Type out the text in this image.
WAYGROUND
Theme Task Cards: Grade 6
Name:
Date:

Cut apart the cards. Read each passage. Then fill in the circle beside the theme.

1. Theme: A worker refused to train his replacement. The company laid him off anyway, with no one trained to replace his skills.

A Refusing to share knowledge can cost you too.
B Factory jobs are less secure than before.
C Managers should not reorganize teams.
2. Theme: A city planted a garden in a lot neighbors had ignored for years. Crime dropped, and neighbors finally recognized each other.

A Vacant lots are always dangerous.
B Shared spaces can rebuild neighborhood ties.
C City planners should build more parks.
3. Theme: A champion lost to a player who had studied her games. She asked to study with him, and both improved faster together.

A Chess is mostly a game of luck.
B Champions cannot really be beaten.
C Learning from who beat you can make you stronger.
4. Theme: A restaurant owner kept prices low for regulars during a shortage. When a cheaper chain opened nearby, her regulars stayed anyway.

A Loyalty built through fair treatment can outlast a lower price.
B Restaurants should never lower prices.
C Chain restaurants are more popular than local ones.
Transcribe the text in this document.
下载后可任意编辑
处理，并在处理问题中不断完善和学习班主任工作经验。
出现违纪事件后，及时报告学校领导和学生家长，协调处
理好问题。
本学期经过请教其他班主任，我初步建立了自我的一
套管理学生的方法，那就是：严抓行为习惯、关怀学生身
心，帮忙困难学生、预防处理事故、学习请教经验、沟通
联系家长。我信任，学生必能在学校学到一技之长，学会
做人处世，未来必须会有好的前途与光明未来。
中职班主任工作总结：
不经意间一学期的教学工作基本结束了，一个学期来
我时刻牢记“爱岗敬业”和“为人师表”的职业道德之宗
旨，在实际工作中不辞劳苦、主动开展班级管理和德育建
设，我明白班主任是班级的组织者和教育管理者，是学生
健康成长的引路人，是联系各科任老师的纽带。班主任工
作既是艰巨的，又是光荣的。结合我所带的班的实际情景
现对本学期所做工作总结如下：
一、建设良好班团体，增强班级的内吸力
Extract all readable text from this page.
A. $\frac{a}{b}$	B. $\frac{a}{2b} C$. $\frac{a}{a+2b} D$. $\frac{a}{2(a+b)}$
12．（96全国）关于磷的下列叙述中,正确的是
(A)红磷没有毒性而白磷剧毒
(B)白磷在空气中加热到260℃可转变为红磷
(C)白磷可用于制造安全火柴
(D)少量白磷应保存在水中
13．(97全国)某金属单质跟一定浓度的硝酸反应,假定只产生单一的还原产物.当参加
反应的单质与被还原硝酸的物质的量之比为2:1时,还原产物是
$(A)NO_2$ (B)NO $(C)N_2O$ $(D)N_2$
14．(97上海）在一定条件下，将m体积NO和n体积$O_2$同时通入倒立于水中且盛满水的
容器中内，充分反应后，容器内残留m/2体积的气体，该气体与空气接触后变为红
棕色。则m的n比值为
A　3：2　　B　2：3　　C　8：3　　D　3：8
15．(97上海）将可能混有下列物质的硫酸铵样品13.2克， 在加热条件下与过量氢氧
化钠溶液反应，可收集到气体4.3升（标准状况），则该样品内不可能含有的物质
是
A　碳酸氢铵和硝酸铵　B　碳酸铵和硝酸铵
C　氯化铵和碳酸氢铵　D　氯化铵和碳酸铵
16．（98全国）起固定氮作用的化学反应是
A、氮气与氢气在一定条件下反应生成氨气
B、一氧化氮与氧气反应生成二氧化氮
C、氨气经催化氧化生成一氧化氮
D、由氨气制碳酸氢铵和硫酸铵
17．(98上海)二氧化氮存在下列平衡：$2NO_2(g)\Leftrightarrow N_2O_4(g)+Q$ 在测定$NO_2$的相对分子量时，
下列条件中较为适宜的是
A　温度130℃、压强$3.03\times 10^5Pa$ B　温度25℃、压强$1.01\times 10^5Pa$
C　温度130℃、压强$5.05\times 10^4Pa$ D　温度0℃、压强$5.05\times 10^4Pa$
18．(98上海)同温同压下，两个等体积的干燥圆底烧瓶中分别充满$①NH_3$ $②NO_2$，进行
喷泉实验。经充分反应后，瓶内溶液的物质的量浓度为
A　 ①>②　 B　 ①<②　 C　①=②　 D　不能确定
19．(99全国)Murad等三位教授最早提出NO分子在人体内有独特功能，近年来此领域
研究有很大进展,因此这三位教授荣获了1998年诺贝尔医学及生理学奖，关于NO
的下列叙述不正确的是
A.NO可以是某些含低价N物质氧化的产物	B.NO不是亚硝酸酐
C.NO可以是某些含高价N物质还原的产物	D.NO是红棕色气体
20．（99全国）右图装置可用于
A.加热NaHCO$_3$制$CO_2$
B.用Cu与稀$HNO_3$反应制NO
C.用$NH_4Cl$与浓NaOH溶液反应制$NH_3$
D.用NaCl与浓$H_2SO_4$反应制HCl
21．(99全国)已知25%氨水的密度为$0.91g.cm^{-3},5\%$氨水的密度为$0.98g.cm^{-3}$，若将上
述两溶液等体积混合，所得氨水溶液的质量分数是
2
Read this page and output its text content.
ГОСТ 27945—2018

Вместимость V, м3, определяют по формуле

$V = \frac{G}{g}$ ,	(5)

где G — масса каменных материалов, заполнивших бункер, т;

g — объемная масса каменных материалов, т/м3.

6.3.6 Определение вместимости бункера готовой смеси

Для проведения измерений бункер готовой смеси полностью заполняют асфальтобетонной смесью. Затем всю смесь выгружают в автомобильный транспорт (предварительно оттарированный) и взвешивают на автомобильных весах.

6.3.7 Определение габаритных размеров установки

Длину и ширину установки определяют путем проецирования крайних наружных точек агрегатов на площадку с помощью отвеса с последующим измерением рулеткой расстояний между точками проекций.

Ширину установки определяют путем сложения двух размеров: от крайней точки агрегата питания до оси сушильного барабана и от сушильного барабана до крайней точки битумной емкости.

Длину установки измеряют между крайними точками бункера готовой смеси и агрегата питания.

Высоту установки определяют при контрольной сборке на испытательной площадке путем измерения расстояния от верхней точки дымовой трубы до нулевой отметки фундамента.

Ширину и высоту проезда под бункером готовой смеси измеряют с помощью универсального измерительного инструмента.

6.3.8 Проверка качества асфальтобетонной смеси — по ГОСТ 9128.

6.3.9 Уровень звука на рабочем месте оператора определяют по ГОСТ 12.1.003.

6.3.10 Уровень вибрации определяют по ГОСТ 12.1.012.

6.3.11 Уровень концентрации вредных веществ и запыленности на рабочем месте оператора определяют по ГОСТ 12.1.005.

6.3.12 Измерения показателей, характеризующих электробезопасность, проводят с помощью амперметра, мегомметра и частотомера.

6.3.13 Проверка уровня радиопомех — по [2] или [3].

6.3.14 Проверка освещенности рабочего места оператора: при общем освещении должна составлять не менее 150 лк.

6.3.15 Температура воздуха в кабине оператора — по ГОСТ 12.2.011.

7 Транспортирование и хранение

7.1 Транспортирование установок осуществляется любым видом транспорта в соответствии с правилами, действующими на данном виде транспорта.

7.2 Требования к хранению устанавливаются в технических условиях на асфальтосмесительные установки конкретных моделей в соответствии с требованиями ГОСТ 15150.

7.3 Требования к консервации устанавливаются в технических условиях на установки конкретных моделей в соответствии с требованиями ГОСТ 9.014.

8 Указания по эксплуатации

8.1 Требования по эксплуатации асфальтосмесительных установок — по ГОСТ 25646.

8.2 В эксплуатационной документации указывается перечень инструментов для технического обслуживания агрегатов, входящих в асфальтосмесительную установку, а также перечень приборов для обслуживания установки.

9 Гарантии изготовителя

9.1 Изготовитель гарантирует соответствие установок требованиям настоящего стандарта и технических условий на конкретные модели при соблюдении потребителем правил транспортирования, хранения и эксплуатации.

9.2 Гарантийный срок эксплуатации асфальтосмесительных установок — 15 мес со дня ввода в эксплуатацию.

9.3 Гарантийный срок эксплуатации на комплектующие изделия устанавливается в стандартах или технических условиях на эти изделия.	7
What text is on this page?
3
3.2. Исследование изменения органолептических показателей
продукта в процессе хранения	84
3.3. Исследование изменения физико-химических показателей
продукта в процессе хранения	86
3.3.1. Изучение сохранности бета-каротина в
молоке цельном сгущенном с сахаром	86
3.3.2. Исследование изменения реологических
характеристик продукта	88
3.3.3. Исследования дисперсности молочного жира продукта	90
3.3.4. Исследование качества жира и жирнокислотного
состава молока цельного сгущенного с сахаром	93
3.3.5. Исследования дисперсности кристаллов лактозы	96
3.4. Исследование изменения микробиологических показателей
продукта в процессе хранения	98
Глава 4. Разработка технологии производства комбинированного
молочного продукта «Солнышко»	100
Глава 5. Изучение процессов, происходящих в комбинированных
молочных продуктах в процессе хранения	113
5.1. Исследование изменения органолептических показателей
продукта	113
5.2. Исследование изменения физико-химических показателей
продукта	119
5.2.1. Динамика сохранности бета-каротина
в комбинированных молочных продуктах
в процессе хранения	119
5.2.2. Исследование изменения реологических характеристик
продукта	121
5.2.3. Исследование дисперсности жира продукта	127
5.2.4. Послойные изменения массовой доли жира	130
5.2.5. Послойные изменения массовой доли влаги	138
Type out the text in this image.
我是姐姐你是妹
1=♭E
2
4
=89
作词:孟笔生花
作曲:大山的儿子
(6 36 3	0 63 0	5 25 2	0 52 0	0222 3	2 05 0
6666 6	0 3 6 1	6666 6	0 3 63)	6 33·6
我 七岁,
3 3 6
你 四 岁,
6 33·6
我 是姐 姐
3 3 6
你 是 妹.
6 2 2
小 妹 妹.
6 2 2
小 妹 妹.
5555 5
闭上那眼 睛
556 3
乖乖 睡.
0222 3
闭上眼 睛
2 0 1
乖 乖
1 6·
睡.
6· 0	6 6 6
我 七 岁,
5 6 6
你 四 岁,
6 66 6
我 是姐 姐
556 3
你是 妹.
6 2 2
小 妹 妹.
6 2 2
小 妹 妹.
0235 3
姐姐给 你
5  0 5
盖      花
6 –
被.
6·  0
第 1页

====

- [Problem requirements]:
Go over the records above line by line and count those holding the word "Уровень". Reply only with the number.

- [Answer for this exercise]:
3